### What is asked
Below is a block of records; repeat all of them exactly.

Recorded data
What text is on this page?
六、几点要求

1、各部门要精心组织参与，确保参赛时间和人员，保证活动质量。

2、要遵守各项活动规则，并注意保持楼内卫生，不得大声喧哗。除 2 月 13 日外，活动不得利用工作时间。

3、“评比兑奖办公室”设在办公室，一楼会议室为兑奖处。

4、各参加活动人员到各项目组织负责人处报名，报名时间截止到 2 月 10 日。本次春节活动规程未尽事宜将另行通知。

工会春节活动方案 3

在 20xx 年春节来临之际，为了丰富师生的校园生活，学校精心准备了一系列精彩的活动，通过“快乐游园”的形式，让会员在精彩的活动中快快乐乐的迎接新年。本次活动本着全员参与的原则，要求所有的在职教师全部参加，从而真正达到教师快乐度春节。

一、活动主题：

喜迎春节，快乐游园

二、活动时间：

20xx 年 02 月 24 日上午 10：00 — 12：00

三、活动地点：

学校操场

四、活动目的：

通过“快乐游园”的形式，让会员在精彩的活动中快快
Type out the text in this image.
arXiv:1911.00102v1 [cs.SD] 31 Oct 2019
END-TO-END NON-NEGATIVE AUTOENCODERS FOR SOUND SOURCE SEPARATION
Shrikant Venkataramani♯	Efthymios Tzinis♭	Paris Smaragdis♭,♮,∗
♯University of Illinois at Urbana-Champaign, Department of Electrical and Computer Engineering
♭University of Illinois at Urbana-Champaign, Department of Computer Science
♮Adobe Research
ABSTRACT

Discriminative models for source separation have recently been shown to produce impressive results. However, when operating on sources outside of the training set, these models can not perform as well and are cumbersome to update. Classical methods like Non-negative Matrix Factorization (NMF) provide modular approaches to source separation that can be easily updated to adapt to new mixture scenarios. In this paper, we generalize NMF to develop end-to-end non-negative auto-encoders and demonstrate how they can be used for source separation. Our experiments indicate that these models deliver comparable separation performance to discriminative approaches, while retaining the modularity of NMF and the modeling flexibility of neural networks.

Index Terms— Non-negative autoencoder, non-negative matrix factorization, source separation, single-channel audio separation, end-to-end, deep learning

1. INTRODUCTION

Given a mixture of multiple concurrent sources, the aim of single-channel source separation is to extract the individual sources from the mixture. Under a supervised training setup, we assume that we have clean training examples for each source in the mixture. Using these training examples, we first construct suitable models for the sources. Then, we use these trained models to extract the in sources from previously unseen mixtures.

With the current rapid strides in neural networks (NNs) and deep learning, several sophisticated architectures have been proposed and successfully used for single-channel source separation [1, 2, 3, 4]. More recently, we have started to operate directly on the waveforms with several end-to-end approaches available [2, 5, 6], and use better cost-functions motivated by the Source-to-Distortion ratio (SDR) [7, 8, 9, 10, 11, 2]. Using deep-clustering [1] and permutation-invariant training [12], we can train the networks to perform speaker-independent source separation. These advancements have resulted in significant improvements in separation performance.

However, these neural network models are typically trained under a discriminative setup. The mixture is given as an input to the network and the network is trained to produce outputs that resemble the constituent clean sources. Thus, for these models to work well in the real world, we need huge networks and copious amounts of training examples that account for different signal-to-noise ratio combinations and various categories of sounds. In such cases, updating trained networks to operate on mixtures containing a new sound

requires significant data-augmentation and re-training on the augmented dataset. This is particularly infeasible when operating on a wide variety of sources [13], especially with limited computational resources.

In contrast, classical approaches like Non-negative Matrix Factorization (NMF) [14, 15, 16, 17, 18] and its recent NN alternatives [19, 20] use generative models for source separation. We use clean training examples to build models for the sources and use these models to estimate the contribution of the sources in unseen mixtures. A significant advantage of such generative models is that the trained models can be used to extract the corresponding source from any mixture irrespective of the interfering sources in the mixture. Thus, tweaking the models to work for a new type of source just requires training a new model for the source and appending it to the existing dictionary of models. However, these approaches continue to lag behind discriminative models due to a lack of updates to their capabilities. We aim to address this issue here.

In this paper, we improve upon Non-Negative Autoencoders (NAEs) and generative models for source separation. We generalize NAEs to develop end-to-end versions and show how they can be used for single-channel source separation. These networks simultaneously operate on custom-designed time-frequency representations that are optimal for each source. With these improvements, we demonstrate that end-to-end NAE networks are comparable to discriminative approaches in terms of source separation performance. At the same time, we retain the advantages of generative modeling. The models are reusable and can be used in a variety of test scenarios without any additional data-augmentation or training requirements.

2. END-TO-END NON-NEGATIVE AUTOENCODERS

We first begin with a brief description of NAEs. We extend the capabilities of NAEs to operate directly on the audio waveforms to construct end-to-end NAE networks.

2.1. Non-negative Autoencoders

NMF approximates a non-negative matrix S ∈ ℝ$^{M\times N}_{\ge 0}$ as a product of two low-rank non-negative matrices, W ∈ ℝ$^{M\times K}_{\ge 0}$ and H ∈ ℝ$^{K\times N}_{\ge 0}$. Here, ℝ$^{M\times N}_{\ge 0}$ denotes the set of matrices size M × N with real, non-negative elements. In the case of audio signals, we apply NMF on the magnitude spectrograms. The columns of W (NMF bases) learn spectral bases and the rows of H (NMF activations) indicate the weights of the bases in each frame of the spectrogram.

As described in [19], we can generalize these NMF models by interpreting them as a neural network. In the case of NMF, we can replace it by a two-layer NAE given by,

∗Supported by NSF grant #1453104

### Answer to the exercise
What text is on this page?
六、几点要求

1、各部门要精心组织参与，确保参赛时间和人员，保证活动质量。

2、要遵守各项活动规则，并注意保持楼内卫生，不得大声喧哗。除 2 月 13 日外，活动不得利用工作时间。

3、“评比兑奖办公室”设在办公室，一楼会议室为兑奖处。

4、各参加活动人员到各项目组织负责人处报名，报名时间截止到 2 月 10 日。本次春节活动规程未尽事宜将另行通知。

工会春节活动方案 3

在 20xx 年春节来临之际，为了丰富师生的校园生活，学校精心准备了一系列精彩的活动，通过“快乐游园”的形式，让会员在精彩的活动中快快乐乐的迎接新年。本次活动本着全员参与的原则，要求所有的在职教师全部参加，从而真正达到教师快乐度春节。

一、活动主题：

喜迎春节，快乐游园

二、活动时间：

20xx 年 02 月 24 日上午 10：00 — 12：00

三、活动地点：

学校操场

四、活动目的：

通过“快乐游园”的形式，让会员在精彩的活动中快快
Type out the text in this image.
arXiv:1911.00102v1 [cs.SD] 31 Oct 2019
END-TO-END NON-NEGATIVE AUTOENCODERS FOR SOUND SOURCE SEPARATION
Shrikant Venkataramani♯	Efthymios Tzinis♭	Paris Smaragdis♭,♮,∗
♯University of Illinois at Urbana-Champaign, Department of Electrical and Computer Engineering
♭University of Illinois at Urbana-Champaign, Department of Computer Science
♮Adobe Research
ABSTRACT

Discriminative models for source separation have recently been shown to produce impressive results. However, when operating on sources outside of the training set, these models can not perform as well and are cumbersome to update. Classical methods like Non-negative Matrix Factorization (NMF) provide modular approaches to source separation that can be easily updated to adapt to new mixture scenarios. In this paper, we generalize NMF to develop end-to-end non-negative auto-encoders and demonstrate how they can be used for source separation. Our experiments indicate that these models deliver comparable separation performance to discriminative approaches, while retaining the modularity of NMF and the modeling flexibility of neural networks.

Index Terms— Non-negative autoencoder, non-negative matrix factorization, source separation, single-channel audio separation, end-to-end, deep learning

1. INTRODUCTION

Given a mixture of multiple concurrent sources, the aim of single-channel source separation is to extract the individual sources from the mixture. Under a supervised training setup, we assume that we have clean training examples for each source in the mixture. Using these training examples, we first construct suitable models for the sources. Then, we use these trained models to extract the in sources from previously unseen mixtures.

With the current rapid strides in neural networks (NNs) and deep learning, several sophisticated architectures have been proposed and successfully used for single-channel source separation [1, 2, 3, 4]. More recently, we have started to operate directly on the waveforms with several end-to-end approaches available [2, 5, 6], and use better cost-functions motivated by the Source-to-Distortion ratio (SDR) [7, 8, 9, 10, 11, 2]. Using deep-clustering [1] and permutation-invariant training [12], we can train the networks to perform speaker-independent source separation. These advancements have resulted in significant improvements in separation performance.

However, these neural network models are typically trained under a discriminative setup. The mixture is given as an input to the network and the network is trained to produce outputs that resemble the constituent clean sources. Thus, for these models to work well in the real world, we need huge networks and copious amounts of training examples that account for different signal-to-noise ratio combinations and various categories of sounds. In such cases, updating trained networks to operate on mixtures containing a new sound

requires significant data-augmentation and re-training on the augmented dataset. This is particularly infeasible when operating on a wide variety of sources [13], especially with limited computational resources.

In contrast, classical approaches like Non-negative Matrix Factorization (NMF) [14, 15, 16, 17, 18] and its recent NN alternatives [19, 20] use generative models for source separation. We use clean training examples to build models for the sources and use these models to estimate the contribution of the sources in unseen mixtures. A significant advantage of such generative models is that the trained models can be used to extract the corresponding source from any mixture irrespective of the interfering sources in the mixture. Thus, tweaking the models to work for a new type of source just requires training a new model for the source and appending it to the existing dictionary of models. However, these approaches continue to lag behind discriminative models due to a lack of updates to their capabilities. We aim to address this issue here.

In this paper, we improve upon Non-Negative Autoencoders (NAEs) and generative models for source separation. We generalize NAEs to develop end-to-end versions and show how they can be used for single-channel source separation. These networks simultaneously operate on custom-designed time-frequency representations that are optimal for each source. With these improvements, we demonstrate that end-to-end NAE networks are comparable to discriminative approaches in terms of source separation performance. At the same time, we retain the advantages of generative modeling. The models are reusable and can be used in a variety of test scenarios without any additional data-augmentation or training requirements.

2. END-TO-END NON-NEGATIVE AUTOENCODERS

We first begin with a brief description of NAEs. We extend the capabilities of NAEs to operate directly on the audio waveforms to construct end-to-end NAE networks.

2.1. Non-negative Autoencoders

NMF approximates a non-negative matrix S ∈ ℝ$^{M\times N}_{\ge 0}$ as a product of two low-rank non-negative matrices, W ∈ ℝ$^{M\times K}_{\ge 0}$ and H ∈ ℝ$^{K\times N}_{\ge 0}$. Here, ℝ$^{M\times N}_{\ge 0}$ denotes the set of matrices size M × N with real, non-negative elements. In the case of audio signals, we apply NMF on the magnitude spectrograms. The columns of W (NMF bases) learn spectral bases and the rows of H (NMF activations) indicate the weights of the bases in each frame of the spectrogram.

As described in [19], we can generalize these NMF models by interpreting them as a neural network. In the case of NMF, we can replace it by a two-layer NAE given by,

∗Supported by NSF grant #1453104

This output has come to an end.